* DATA IN THIS EXERCISE *
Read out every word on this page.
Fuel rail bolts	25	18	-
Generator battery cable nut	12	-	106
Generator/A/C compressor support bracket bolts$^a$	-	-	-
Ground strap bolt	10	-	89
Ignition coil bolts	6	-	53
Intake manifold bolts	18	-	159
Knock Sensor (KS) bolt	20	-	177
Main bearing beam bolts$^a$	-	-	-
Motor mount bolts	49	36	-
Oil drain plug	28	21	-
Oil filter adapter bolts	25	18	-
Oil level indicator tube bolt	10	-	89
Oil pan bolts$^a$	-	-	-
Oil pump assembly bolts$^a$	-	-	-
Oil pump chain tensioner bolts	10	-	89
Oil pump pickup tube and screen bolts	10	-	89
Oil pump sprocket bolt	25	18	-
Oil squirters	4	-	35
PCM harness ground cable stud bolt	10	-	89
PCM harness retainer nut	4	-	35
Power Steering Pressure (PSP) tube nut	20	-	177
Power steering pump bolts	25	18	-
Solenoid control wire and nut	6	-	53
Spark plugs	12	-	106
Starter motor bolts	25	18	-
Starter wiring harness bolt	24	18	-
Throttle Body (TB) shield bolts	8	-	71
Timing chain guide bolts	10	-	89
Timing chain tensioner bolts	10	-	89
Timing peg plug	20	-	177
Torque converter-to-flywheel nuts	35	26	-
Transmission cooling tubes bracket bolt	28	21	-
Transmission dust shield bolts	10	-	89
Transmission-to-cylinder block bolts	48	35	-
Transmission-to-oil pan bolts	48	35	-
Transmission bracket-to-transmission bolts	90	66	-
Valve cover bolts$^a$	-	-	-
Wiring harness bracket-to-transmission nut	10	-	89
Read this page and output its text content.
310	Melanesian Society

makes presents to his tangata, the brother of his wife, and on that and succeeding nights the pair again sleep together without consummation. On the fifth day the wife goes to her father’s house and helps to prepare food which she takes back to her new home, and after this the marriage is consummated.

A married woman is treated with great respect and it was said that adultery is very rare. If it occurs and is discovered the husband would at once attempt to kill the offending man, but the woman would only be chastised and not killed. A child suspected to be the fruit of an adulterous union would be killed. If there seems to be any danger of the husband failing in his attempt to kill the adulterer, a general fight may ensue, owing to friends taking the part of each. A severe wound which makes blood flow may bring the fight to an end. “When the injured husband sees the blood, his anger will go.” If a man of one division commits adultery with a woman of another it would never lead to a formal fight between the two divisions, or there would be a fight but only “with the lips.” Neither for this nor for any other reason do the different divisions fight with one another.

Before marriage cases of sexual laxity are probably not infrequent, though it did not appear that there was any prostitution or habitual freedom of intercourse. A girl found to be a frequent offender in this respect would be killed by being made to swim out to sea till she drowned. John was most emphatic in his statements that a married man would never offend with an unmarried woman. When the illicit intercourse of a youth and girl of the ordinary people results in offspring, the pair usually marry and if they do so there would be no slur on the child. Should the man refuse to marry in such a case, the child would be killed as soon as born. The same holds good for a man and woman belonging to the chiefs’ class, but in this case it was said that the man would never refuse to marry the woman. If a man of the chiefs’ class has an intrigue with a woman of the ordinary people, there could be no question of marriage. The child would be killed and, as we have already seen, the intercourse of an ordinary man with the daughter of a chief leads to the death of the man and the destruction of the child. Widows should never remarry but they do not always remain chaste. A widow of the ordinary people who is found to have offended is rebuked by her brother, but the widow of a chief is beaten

* GIVEN PROBLEM *
Nothing but a number is needed here: how many lines hold the string "tensioner"?

* FULL ANSWER *
2